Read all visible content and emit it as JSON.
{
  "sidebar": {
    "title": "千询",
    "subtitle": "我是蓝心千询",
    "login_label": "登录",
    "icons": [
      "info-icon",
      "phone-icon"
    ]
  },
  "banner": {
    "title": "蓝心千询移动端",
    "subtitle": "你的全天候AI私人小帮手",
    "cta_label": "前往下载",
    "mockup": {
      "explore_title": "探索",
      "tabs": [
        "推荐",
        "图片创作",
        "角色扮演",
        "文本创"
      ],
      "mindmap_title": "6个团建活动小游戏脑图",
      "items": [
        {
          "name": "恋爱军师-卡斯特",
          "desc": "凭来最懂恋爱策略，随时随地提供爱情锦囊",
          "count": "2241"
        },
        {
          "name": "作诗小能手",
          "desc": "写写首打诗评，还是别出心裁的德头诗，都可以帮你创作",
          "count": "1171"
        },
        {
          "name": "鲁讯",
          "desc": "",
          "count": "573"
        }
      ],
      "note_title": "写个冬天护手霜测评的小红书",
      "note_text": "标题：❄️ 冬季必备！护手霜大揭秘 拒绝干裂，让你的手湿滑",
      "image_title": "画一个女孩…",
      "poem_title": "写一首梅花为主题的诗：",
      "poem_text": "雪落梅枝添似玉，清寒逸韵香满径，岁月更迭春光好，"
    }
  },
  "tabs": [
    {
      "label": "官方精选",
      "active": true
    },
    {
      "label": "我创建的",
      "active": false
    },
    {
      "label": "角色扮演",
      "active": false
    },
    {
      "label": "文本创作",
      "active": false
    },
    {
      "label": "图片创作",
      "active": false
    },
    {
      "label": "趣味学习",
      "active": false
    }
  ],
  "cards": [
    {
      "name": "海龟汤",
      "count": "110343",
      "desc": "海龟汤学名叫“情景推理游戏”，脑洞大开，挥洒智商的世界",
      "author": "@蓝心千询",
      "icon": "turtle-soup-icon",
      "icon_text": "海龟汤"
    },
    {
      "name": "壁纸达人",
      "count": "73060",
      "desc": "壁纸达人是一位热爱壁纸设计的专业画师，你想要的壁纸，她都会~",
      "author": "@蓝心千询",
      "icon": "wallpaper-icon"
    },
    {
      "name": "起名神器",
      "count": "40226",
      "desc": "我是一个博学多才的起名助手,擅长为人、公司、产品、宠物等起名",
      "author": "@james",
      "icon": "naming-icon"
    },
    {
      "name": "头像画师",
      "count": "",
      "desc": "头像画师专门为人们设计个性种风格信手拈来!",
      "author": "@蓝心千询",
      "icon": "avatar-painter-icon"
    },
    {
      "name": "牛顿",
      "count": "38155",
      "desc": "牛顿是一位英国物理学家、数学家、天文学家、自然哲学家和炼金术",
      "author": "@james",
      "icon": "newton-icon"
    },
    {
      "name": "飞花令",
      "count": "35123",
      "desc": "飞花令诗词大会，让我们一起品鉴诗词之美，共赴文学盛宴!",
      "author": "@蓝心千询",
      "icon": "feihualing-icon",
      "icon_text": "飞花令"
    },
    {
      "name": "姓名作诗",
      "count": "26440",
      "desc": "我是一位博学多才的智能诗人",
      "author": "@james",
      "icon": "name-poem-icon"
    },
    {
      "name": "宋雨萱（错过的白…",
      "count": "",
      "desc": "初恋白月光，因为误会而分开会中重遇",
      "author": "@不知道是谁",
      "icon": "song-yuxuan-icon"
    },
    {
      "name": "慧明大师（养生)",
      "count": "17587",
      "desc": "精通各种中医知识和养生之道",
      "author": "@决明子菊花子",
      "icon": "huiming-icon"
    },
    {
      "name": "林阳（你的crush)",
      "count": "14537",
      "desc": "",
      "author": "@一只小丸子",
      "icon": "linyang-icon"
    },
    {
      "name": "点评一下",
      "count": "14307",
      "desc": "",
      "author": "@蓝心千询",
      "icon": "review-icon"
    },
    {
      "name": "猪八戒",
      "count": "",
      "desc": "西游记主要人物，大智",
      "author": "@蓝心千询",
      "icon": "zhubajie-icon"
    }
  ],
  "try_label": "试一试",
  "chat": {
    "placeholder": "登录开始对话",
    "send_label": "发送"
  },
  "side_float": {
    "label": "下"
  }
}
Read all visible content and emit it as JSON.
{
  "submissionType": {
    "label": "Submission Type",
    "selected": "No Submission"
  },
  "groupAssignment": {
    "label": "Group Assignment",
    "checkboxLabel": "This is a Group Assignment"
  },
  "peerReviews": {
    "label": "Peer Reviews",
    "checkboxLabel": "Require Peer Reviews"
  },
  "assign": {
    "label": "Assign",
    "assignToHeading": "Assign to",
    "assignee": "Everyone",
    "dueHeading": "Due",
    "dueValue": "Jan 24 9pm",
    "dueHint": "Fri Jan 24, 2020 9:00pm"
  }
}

-------

### What to work on
Output the data above exactly, please, line for line.

### Expected output
Read all visible content and emit it as JSON.
{
  "sidebar": {
    "title": "千询",
    "subtitle": "我是蓝心千询",
    "login_label": "登录",
    "icons": [
      "info-icon",
      "phone-icon"
    ]
  },
  "banner": {
    "title": "蓝心千询移动端",
    "subtitle": "你的全天候AI私人小帮手",
    "cta_label": "前往下载",
    "mockup": {
      "explore_title": "探索",
      "tabs": [
        "推荐",
        "图片创作",
        "角色扮演",
        "文本创"
      ],
      "mindmap_title": "6个团建活动小游戏脑图",
      "items": [
        {
          "name": "恋爱军师-卡斯特",
          "desc": "凭来最懂恋爱策略，随时随地提供爱情锦囊",
          "count": "2241"
        },
        {
          "name": "作诗小能手",
          "desc": "写写首打诗评，还是别出心裁的德头诗，都可以帮你创作",
          "count": "1171"
        },
        {
          "name": "鲁讯",
          "desc": "",
          "count": "573"
        }
      ],
      "note_title": "写个冬天护手霜测评的小红书",
      "note_text": "标题：❄️ 冬季必备！护手霜大揭秘 拒绝干裂，让你的手湿滑",
      "image_title": "画一个女孩…",
      "poem_title": "写一首梅花为主题的诗：",
      "poem_text": "雪落梅枝添似玉，清寒逸韵香满径，岁月更迭春光好，"
    }
  },
  "tabs": [
    {
      "label": "官方精选",
      "active": true
    },
    {
      "label": "我创建的",
      "active": false
    },
    {
      "label": "角色扮演",
      "active": false
    },
    {
      "label": "文本创作",
      "active": false
    },
    {
      "label": "图片创作",
      "active": false
    },
    {
      "label": "趣味学习",
      "active": false
    }
  ],
  "cards": [
    {
      "name": "海龟汤",
      "count": "110343",
      "desc": "海龟汤学名叫“情景推理游戏”，脑洞大开，挥洒智商的世界",
      "author": "@蓝心千询",
      "icon": "turtle-soup-icon",
      "icon_text": "海龟汤"
    },
    {
      "name": "壁纸达人",
      "count": "73060",
      "desc": "壁纸达人是一位热爱壁纸设计的专业画师，你想要的壁纸，她都会~",
      "author": "@蓝心千询",
      "icon": "wallpaper-icon"
    },
    {
      "name": "起名神器",
      "count": "40226",
      "desc": "我是一个博学多才的起名助手,擅长为人、公司、产品、宠物等起名",
      "author": "@james",
      "icon": "naming-icon"
    },
    {
      "name": "头像画师",
      "count": "",
      "desc": "头像画师专门为人们设计个性种风格信手拈来!",
      "author": "@蓝心千询",
      "icon": "avatar-painter-icon"
    },
    {
      "name": "牛顿",
      "count": "38155",
      "desc": "牛顿是一位英国物理学家、数学家、天文学家、自然哲学家和炼金术",
      "author": "@james",
      "icon": "newton-icon"
    },
    {
      "name": "飞花令",
      "count": "35123",
      "desc": "飞花令诗词大会，让我们一起品鉴诗词之美，共赴文学盛宴!",
      "author": "@蓝心千询",
      "icon": "feihualing-icon",
      "icon_text": "飞花令"
    },
    {
      "name": "姓名作诗",
      "count": "26440",
      "desc": "我是一位博学多才的智能诗人",
      "author": "@james",
      "icon": "name-poem-icon"
    },
    {
      "name": "宋雨萱（错过的白…",
      "count": "",
      "desc": "初恋白月光，因为误会而分开会中重遇",
      "author": "@不知道是谁",
      "icon": "song-yuxuan-icon"
    },
    {
      "name": "慧明大师（养生)",
      "count": "17587",
      "desc": "精通各种中医知识和养生之道",
      "author": "@决明子菊花子",
      "icon": "huiming-icon"
    },
    {
      "name": "林阳（你的crush)",
      "count": "14537",
      "desc": "",
      "author": "@一只小丸子",
      "icon": "linyang-icon"
    },
    {
      "name": "点评一下",
      "count": "14307",
      "desc": "",
      "author": "@蓝心千询",
      "icon": "review-icon"
    },
    {
      "name": "猪八戒",
      "count": "",
      "desc": "西游记主要人物，大智",
      "author": "@蓝心千询",
      "icon": "zhubajie-icon"
    }
  ],
  "try_label": "试一试",
  "chat": {
    "placeholder": "登录开始对话",
    "send_label": "发送"
  },
  "side_float": {
    "label": "下"
  }
}
Read all visible content and emit it as JSON.
{
  "submissionType": {
    "label": "Submission Type",
    "selected": "No Submission"
  },
  "groupAssignment": {
    "label": "Group Assignment",
    "checkboxLabel": "This is a Group Assignment"
  },
  "peerReviews": {
    "label": "Peer Reviews",
    "checkboxLabel": "Require Peer Reviews"
  },
  "assign": {
    "label": "Assign",
    "assignToHeading": "Assign to",
    "assignee": "Everyone",
    "dueHeading": "Due",
    "dueValue": "Jan 24 9pm",
    "dueHint": "Fri Jan 24, 2020 9:00pm"
  }
}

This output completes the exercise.